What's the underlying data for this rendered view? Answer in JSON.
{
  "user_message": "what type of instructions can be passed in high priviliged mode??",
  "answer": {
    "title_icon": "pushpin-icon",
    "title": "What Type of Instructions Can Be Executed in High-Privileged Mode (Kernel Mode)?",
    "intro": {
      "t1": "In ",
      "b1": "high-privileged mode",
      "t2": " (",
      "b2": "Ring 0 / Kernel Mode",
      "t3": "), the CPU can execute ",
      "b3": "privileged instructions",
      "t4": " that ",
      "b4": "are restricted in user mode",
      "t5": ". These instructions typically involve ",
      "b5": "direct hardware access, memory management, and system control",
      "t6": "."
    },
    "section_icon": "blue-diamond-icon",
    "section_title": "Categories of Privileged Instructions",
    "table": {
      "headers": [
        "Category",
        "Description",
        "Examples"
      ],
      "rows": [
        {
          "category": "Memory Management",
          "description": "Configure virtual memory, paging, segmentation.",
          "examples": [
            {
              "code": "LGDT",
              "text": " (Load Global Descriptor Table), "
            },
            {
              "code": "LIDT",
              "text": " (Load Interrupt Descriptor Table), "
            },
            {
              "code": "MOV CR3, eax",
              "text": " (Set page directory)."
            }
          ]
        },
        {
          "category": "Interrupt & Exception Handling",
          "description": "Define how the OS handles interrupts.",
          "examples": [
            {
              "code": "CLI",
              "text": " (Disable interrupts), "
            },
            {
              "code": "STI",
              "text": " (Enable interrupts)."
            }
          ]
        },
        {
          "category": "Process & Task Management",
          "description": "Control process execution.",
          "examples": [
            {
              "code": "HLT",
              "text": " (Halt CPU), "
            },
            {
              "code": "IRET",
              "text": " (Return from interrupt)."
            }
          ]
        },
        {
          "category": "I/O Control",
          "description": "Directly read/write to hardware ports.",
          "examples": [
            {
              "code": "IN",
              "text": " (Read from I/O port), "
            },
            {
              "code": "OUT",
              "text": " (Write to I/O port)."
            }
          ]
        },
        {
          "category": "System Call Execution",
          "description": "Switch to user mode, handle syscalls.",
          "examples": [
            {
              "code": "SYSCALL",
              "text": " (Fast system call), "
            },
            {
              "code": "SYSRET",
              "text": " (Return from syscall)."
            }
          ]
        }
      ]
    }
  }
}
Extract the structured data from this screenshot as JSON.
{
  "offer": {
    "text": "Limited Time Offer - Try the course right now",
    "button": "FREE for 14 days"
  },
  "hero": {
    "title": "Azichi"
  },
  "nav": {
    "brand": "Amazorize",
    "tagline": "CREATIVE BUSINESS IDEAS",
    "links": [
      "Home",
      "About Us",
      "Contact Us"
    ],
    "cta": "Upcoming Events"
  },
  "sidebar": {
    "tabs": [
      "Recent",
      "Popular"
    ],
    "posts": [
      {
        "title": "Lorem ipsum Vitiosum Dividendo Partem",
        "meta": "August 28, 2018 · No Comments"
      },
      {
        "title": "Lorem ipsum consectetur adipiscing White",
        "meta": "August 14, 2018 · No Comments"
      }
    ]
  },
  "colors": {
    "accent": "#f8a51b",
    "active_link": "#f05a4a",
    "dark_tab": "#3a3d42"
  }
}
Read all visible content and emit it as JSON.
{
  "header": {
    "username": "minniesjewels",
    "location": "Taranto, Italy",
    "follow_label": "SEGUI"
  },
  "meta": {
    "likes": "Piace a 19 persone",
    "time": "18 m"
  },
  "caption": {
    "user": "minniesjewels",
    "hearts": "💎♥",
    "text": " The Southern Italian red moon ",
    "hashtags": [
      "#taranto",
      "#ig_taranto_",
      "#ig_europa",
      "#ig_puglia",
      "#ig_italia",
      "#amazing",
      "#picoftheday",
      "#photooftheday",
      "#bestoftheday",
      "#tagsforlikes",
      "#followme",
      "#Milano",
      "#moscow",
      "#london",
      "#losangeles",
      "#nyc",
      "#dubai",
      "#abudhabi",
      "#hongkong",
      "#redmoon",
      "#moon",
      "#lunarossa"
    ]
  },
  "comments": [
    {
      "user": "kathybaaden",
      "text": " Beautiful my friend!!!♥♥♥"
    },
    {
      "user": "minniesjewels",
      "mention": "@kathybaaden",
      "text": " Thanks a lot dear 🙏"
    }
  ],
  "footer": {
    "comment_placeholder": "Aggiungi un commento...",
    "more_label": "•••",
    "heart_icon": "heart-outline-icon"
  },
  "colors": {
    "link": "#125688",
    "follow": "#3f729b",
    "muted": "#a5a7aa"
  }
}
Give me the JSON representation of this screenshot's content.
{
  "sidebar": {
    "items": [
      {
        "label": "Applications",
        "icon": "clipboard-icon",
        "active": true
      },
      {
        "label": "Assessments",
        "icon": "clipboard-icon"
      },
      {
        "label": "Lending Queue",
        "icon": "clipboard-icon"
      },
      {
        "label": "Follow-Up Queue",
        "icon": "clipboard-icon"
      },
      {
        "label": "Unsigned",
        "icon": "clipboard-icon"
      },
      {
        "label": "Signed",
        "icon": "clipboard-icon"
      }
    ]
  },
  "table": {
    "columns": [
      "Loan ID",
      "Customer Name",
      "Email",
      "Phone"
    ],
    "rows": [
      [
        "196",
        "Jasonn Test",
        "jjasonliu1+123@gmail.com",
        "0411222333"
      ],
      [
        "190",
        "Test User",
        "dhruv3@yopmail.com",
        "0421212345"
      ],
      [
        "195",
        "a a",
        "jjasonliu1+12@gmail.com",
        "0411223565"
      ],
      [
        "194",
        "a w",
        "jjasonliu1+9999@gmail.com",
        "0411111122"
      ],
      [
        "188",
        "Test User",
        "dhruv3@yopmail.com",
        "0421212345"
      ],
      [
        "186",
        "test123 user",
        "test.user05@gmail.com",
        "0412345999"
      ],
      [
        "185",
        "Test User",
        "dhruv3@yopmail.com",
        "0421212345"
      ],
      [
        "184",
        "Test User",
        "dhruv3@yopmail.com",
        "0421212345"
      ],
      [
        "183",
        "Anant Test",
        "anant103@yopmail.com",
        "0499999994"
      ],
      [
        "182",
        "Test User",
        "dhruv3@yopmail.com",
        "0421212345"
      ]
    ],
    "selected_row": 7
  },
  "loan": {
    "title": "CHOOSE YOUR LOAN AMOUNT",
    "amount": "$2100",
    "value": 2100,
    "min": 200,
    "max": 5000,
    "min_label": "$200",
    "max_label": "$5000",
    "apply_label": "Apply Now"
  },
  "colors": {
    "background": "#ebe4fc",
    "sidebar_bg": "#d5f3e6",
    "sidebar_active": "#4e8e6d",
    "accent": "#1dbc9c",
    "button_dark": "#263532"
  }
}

EXERCISE BRIEF: Search the listing for the word "data" and return each line that holds it.

RESPONSE TO THIS TASK:
What's the underlying data for this rendered view? Answer in JSON.
Extract the structured data from this screenshot as JSON.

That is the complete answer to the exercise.